Objective = Wherever the string "愚公移山" occurs in a line of these records, report that line.

Input rows =
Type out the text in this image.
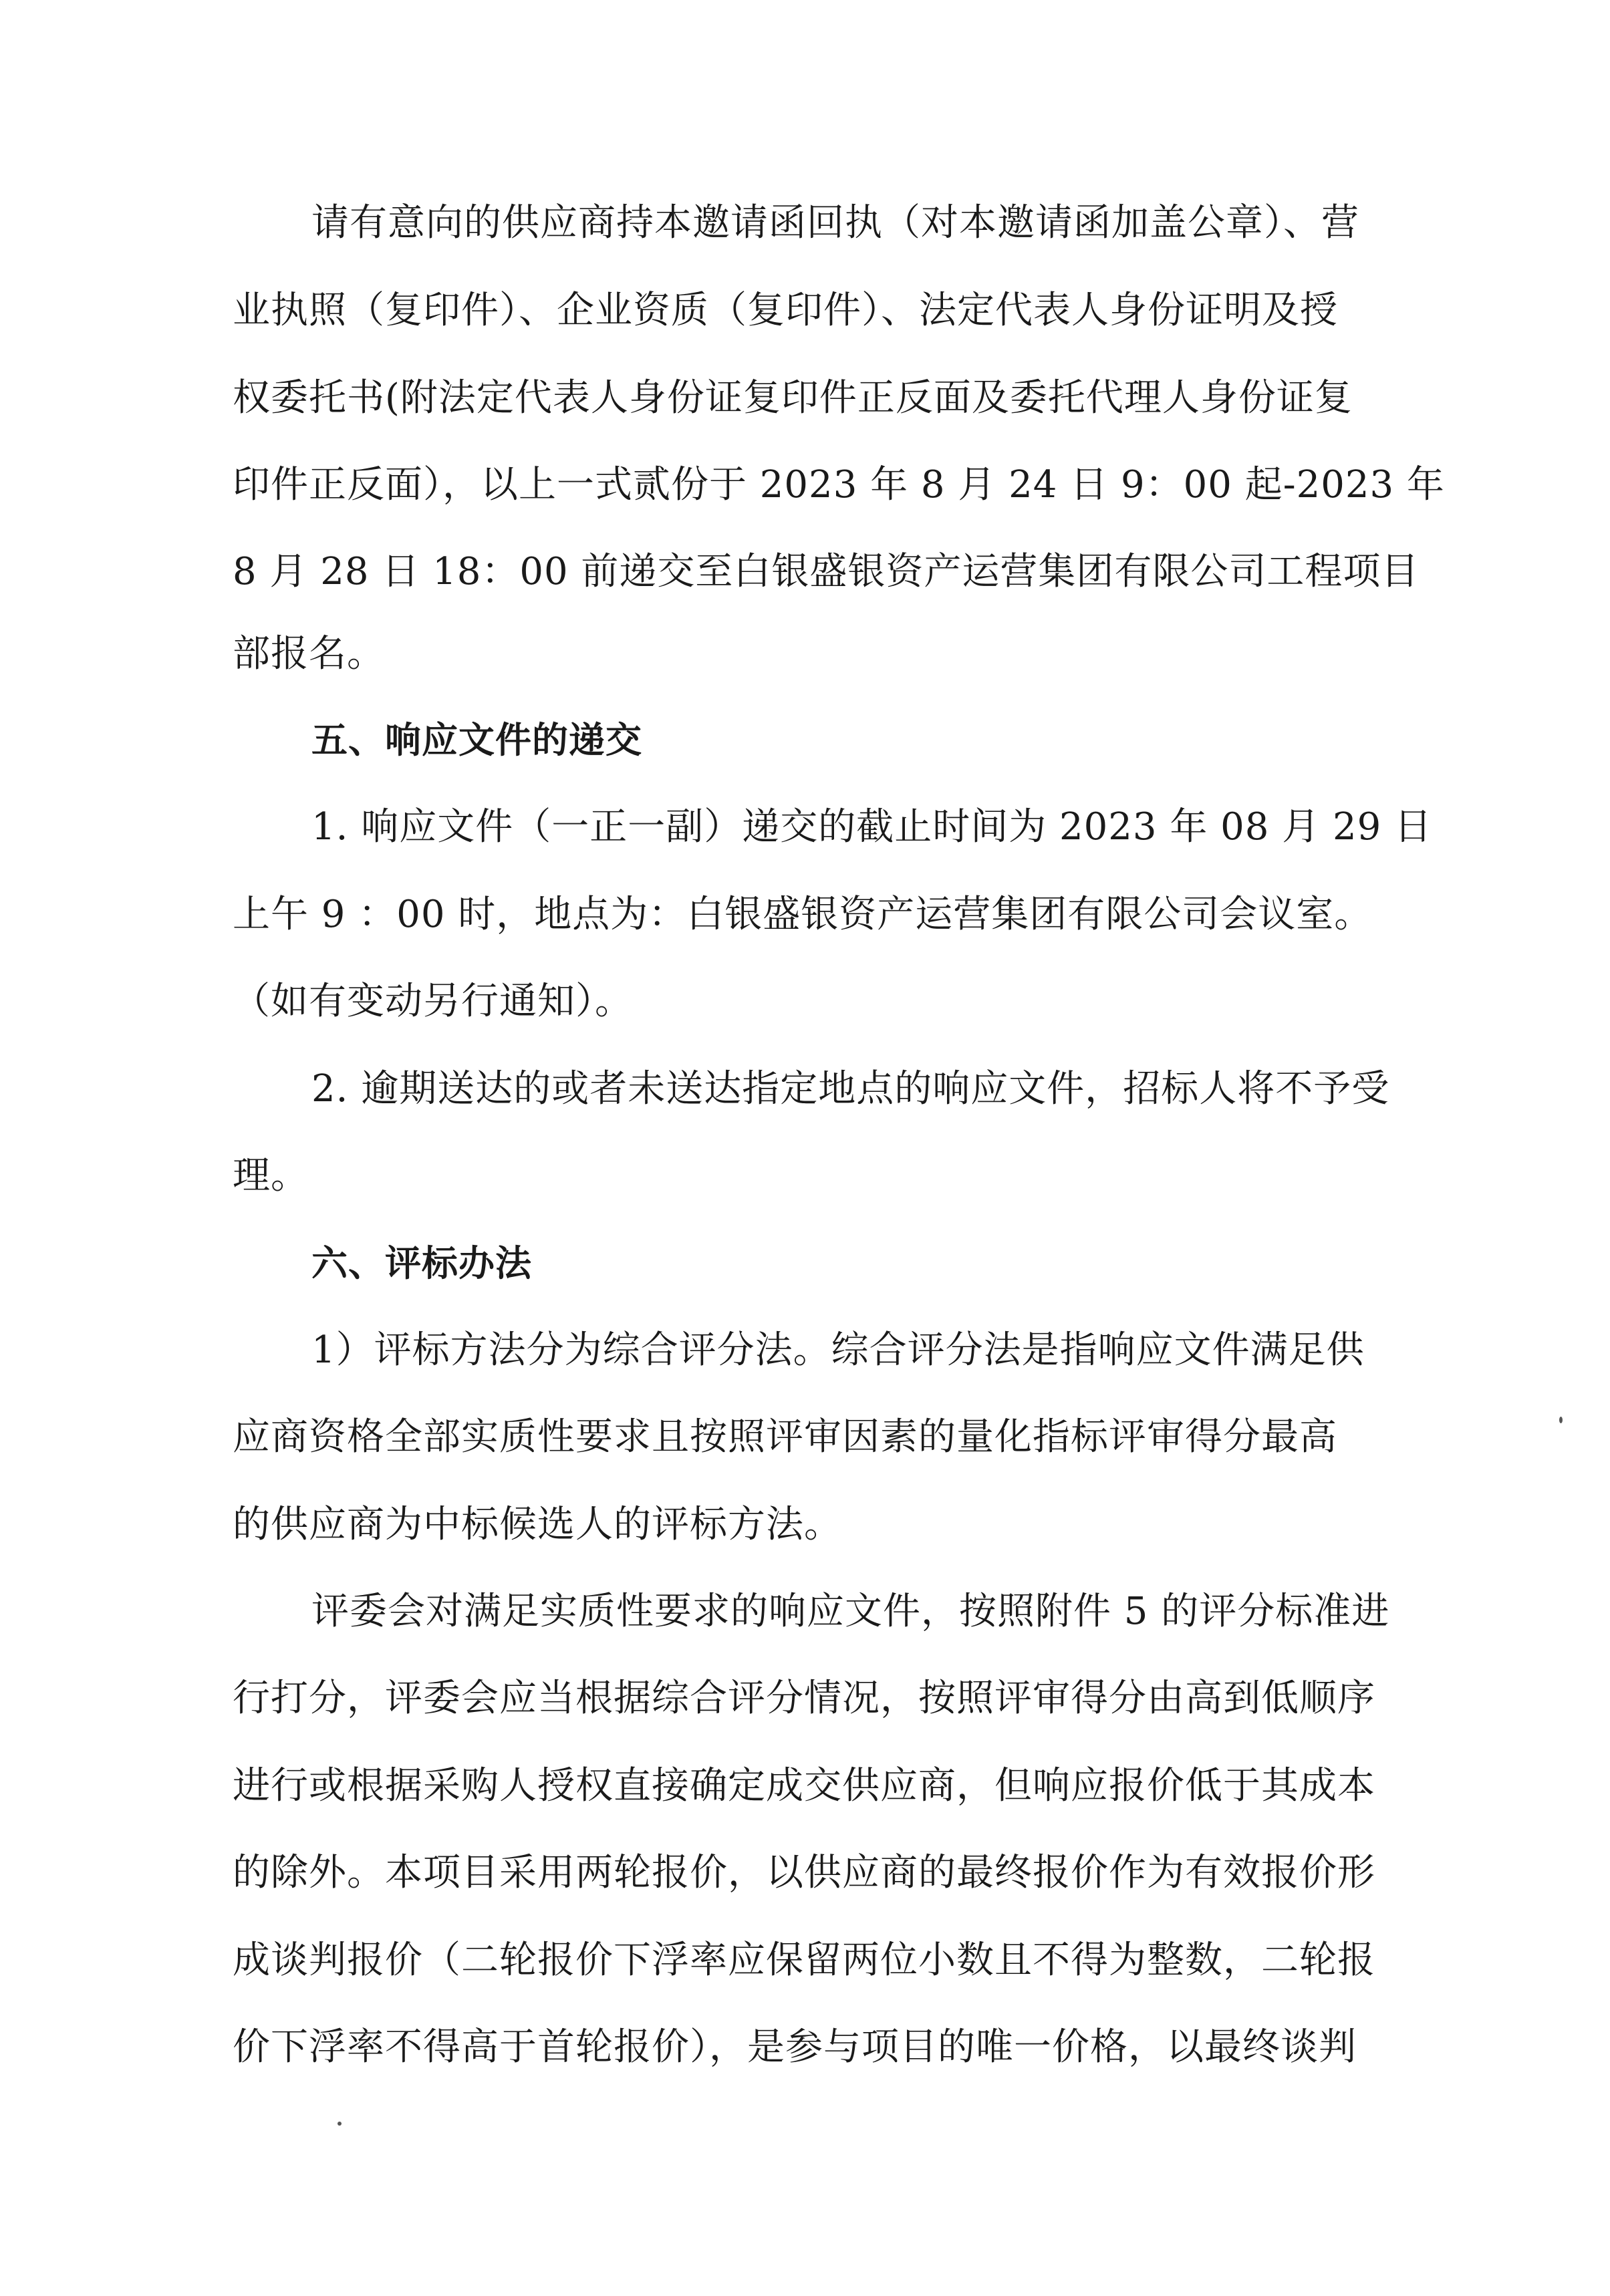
请有意向的供应商持本邀请函回执（对本邀请函加盖公章）、营
业执照（复印件）、企业资质（复印件）、法定代表人身份证明及授
权委托书(附法定代表人身份证复印件正反面及委托代理人身份证复
印件正反面），以上一式贰份于 2023 年 8 月 24 日 9：00 起-2023 年
8 月 28 日 18：00 前递交至白银盛银资产运营集团有限公司工程项目
部报名。
五、响应文件的递交
1. 响应文件（一正一副）递交的截止时间为 2023 年 08 月 29 日
上午 9 ：00 时，地点为：白银盛银资产运营集团有限公司会议室。
（如有变动另行通知）。
2. 逾期送达的或者未送达指定地点的响应文件，招标人将不予受
理。
六、评标办法
1）评标方法分为综合评分法。综合评分法是指响应文件满足供
应商资格全部实质性要求且按照评审因素的量化指标评审得分最高
的供应商为中标候选人的评标方法。
评委会对满足实质性要求的响应文件，按照附件 5 的评分标准进
行打分，评委会应当根据综合评分情况，按照评审得分由高到低顺序
进行或根据采购人授权直接确定成交供应商，但响应报价低于其成本
的除外。本项目采用两轮报价，以供应商的最终报价作为有效报价形
成谈判报价（二轮报价下浮率应保留两位小数且不得为整数，二轮报
价下浮率不得高于首轮报价），是参与项目的唯一价格，以最终谈判
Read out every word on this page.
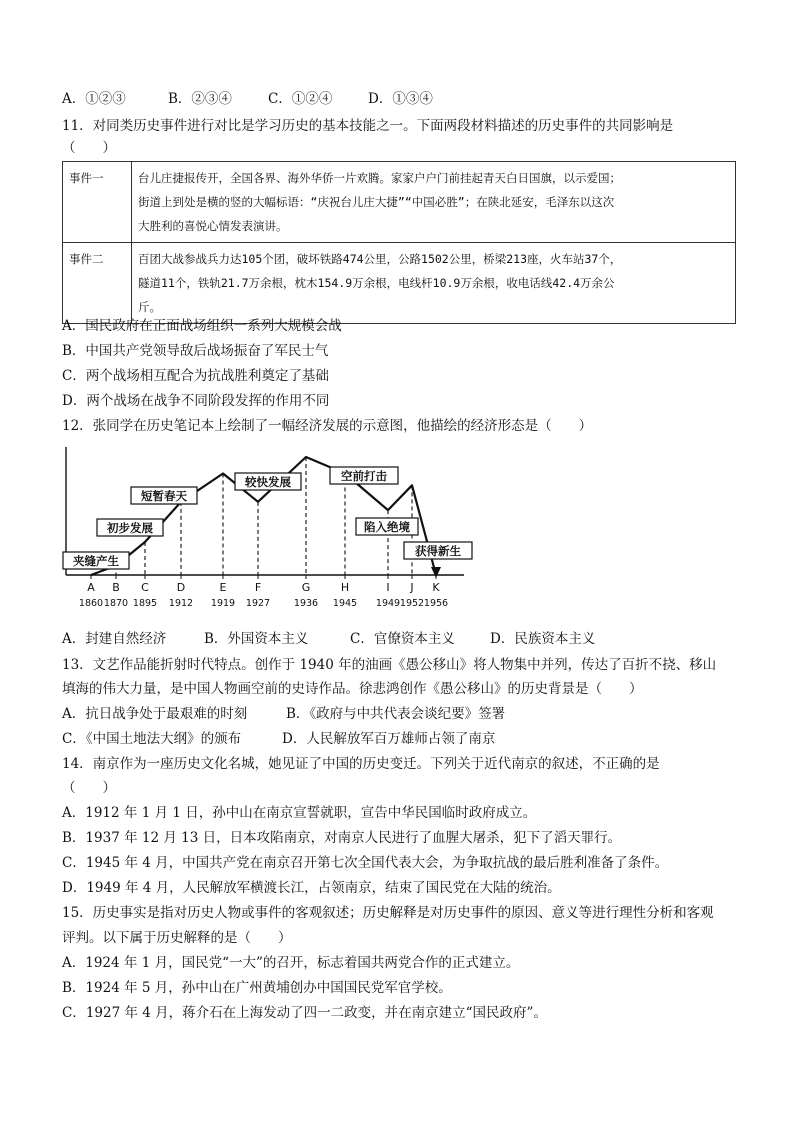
A．①②③	B．②③④	C．①②④	D．①③④
11．对同类历史事件进行对比是学习历史的基本技能之一。下面两段材料描述的历史事件的共同影响是
（　　）
事件一	台儿庄捷报传开，全国各界、海外华侨一片欢腾。家家户户门前挂起青天白日国旗，以示爱国；
街道上到处是横的竖的大幅标语：“庆祝台儿庄大捷”“中国必胜”；在陕北延安，毛泽东以这次
大胜利的喜悦心情发表演讲。

事件二	百团大战参战兵力达105个团，破坏铁路474公里，公路1502公里，桥梁213座，火车站37个，
隧道11个，铁轨21.7万余根，枕木154.9万余根，电线杆10.9万余根，收电话线42.4万余公
斤。
A．国民政府在正面战场组织一系列大规模会战
B．中国共产党领导敌后战场振奋了军民士气
C．两个战场相互配合为抗战胜利奠定了基础
D．两个战场在战争不同阶段发挥的作用不同
12．张同学在历史笔记本上绘制了一幅经济发展的示意图，他描绘的经济形态是（　　）
A
1860
B
1870
C
1895
D
1912
E
1919
F
1927
G
1936
H
1945
I
1949
J
1952
K
1956
夹缝产生
初步发展
短暂春天
较快发展	空前打击
陷入绝境
获得新生
A．封建自然经济	B．外国资本主义	C．官僚资本主义	D．民族资本主义
13．文艺作品能折射时代特点。创作于 1940 年的油画《愚公移山》将人物集中并列，传达了百折不挠、移山
填海的伟大力量，是中国人物画空前的史诗作品。徐悲鸿创作《愚公移山》的历史背景是（　　）
A．抗日战争处于最艰难的时刻	B．《政府与中共代表会谈纪要》签署
C．《中国土地法大纲》的颁布	D．人民解放军百万雄师占领了南京
14．南京作为一座历史文化名城，她见证了中国的历史变迁。下列关于近代南京的叙述，不正确的是
（　　）
A．1912 年 1 月 1 日，孙中山在南京宣誓就职，宣告中华民国临时政府成立。
B．1937 年 12 月 13 日，日本攻陷南京，对南京人民进行了血腥大屠杀，犯下了滔天罪行。
C．1945 年 4 月，中国共产党在南京召开第七次全国代表大会，为争取抗战的最后胜利准备了条件。
D．1949 年 4 月，人民解放军横渡长江，占领南京，结束了国民党在大陆的统治。
15．历史事实是指对历史人物或事件的客观叙述；历史解释是对历史事件的原因、意义等进行理性分析和客观
评判。以下属于历史解释的是（　　）
A．1924 年 1 月，国民党“一大”的召开，标志着国共两党合作的正式建立。
B．1924 年 5 月，孙中山在广州黄埔创办中国国民党军官学校。
C．1927 年 4 月，蒋介石在上海发动了四一二政变，并在南京建立“国民政府”。
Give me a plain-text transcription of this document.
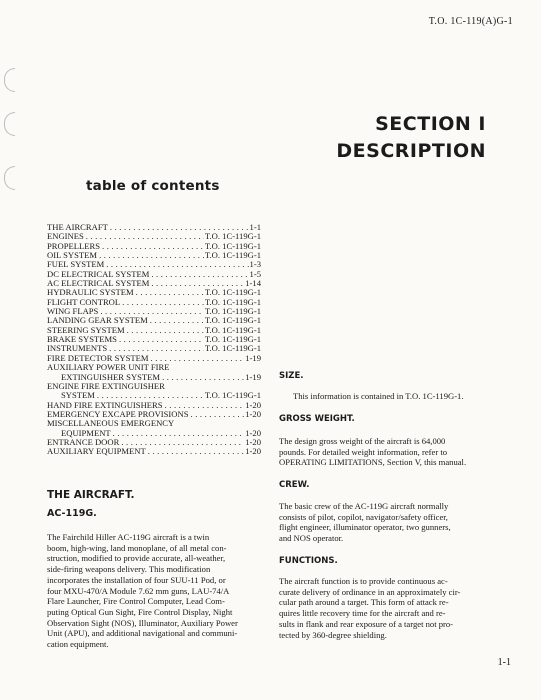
T.O. 1C-119(A)G-1
SECTION I
DESCRIPTION
table of contents
THE AIRCRAFT . . .	1-1
ENGINES . . .	T.O. 1C-119G-1
PROPELLERS . . .	T.O. 1C-119G-1
OIL SYSTEM . . .	T.O. 1C-119G-1
FUEL SYSTEM . . .	1-3
DC ELECTRICAL SYSTEM . . .	1-5
AC ELECTRICAL SYSTEM . . .	1-14
HYDRAULIC SYSTEM . . .	T.O. 1C-119G-1
FLIGHT CONTROL . . .	T.O. 1C-119G-1
WING FLAPS . . .	T.O. 1C-119G-1
LANDING GEAR SYSTEM . . .	T.O. 1C-119G-1
STEERING SYSTEM . . .	T.O. 1C-119G-1
BRAKE SYSTEMS . . .	T.O. 1C-119G-1
INSTRUMENTS . . .	T.O. 1C-119G-1
FIRE DETECTOR SYSTEM . . .	1-19
AUXILIARY POWER UNIT FIRE
EXTINGUISHER SYSTEM . . .	1-19
ENGINE FIRE EXTINGUISHER
SYSTEM . . .	T.O. 1C-119G-1
HAND FIRE EXTINGUISHERS . . .	1-20
EMERGENCY EXCAPE PROVISIONS . . .	1-20
MISCELLANEOUS EMERGENCY
EQUIPMENT . . .	1-20
ENTRANCE DOOR . . .	1-20
AUXILIARY EQUIPMENT . . .	1-20
THE AIRCRAFT.
AC-119G.
The Fairchild Hiller AC-119G aircraft is a twin
boom, high-wing, land monoplane, of all metal con-
struction, modified to provide accurate, all-weather,
side-firing weapons delivery. This modification
incorporates the installation of four SUU-11 Pod, or
four MXU-470/A Module 7.62 mm guns, LAU-74/A
Flare Launcher, Fire Control Computer, Lead Com-
puting Optical Gun Sight, Fire Control Display, Night
Observation Sight (NOS), Illuminator, Auxiliary Power
Unit (APU), and additional navigational and communi-
cation equipment.
SIZE.
This information is contained in T.O. 1C-119G-1.
GROSS WEIGHT.
The design gross weight of the aircraft is 64,000
pounds. For detailed weight information, refer to
OPERATING LIMITATIONS, Section V, this manual.
CREW.
The basic crew of the AC-119G aircraft normally
consists of pilot, copilot, navigator/safety officer,
flight engineer, illuminator operator, two gunners,
and NOS operator.
FUNCTIONS.
The aircraft function is to provide continuous ac-
curate delivery of ordinance in an approximately cir-
cular path around a target. This form of attack re-
quires little recovery time for the aircraft and re-
sults in flank and rear exposure of a target not pro-
tected by 360-degree shielding.
1-1
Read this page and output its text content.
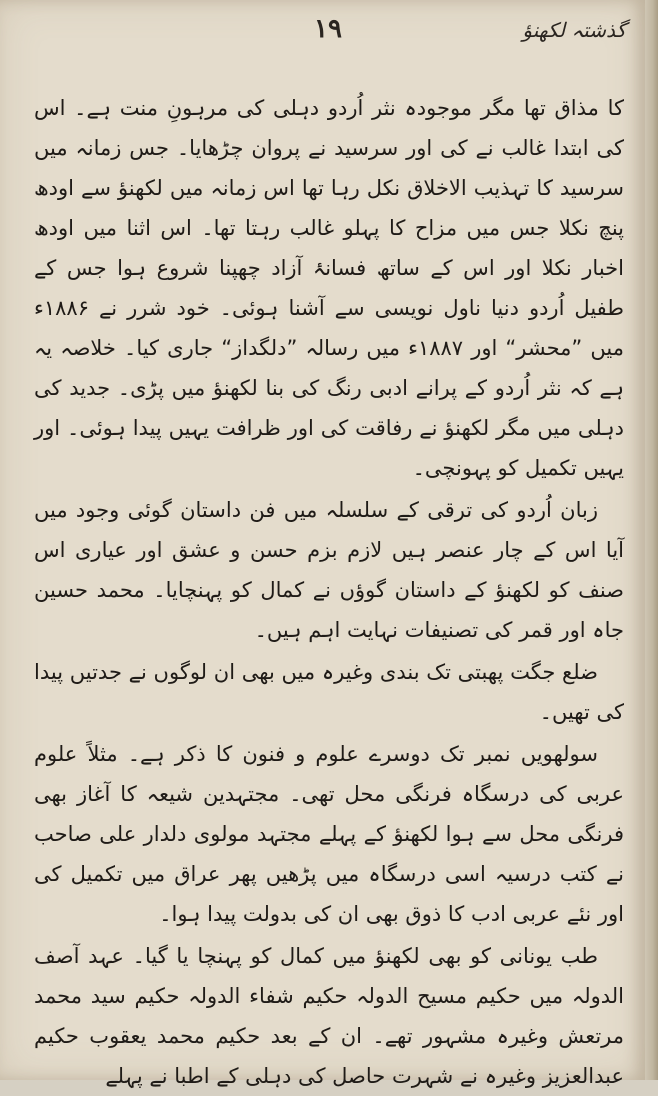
گذشتہ لکھنؤ
۱۹

کا مذاق تھا مگر موجودہ نثر اُردو دہلی کی مرہونِ منت ہے۔ اس کی ابتدا غالب نے کی اور سرسید نے پروان چڑھایا۔ جس زمانہ میں سرسید کا تہذیب الاخلاق نکل رہا تھا اس زمانہ میں لکھنؤ سے اودھ پنچ نکلا جس میں مزاح کا پہلو غالب رہتا تھا۔ اس اثنا میں اودھ اخبار نکلا اور اس کے ساتھ فسانۂ آزاد چھپنا شروع ہوا جس کے طفیل اُردو دنیا ناول نویسی سے آشنا ہوئی۔ خود شرر نے ۱۸۸۶ء میں ”محشر“ اور ۱۸۸۷ء میں رسالہ ”دلگداز“ جاری کیا۔ خلاصہ یہ ہے کہ نثر اُردو کے پرانے ادبی رنگ کی بنا لکھنؤ میں پڑی۔ جدید کی دہلی میں مگر لکھنؤ نے رفاقت کی اور ظرافت یہیں پیدا ہوئی۔ اور یہیں تکمیل کو پہونچی۔

زبان اُردو کی ترقی کے سلسلہ میں فن داستان گوئی وجود میں آیا اس کے چار عنصر ہیں لازم بزم حسن و عشق اور عیاری اس صنف کو لکھنؤ کے داستان گوؤں نے کمال کو پہنچایا۔ محمد حسین جاہ اور قمر کی تصنیفات نہایت اہم ہیں۔

ضلع جگت پھبتی تک بندی وغیرہ میں بھی ان لوگوں نے جدتیں پیدا کی تھیں۔

سولھویں نمبر تک دوسرے علوم و فنون کا ذکر ہے۔ مثلاً علوم عربی کی درسگاہ فرنگی محل تھی۔ مجتہدین شیعہ کا آغاز بھی فرنگی محل سے ہوا لکھنؤ کے پہلے مجتہد مولوی دلدار علی صاحب نے کتب درسیہ اسی درسگاہ میں پڑھیں پھر عراق میں تکمیل کی اور نئے عربی ادب کا ذوق بھی ان کی بدولت پیدا ہوا۔

طب یونانی کو بھی لکھنؤ میں کمال کو پہنچا یا گیا۔ عہد آصف الدولہ میں حکیم مسیح الدولہ حکیم شفاء الدولہ حکیم سید محمد مرتعش وغیرہ مشہور تھے۔ ان کے بعد حکیم محمد یعقوب حکیم عبدالعزیز وغیرہ نے شہرت حاصل کی دہلی کے اطبا نے پہلے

Written response =
13．文艺作品能折射时代特点。创作于 1940 年的油画《愚公移山》将人物集中并列，传达了百折不挠、移山
填海的伟大力量，是中国人物画空前的史诗作品。徐悲鸿创作《愚公移山》的历史背景是（　　）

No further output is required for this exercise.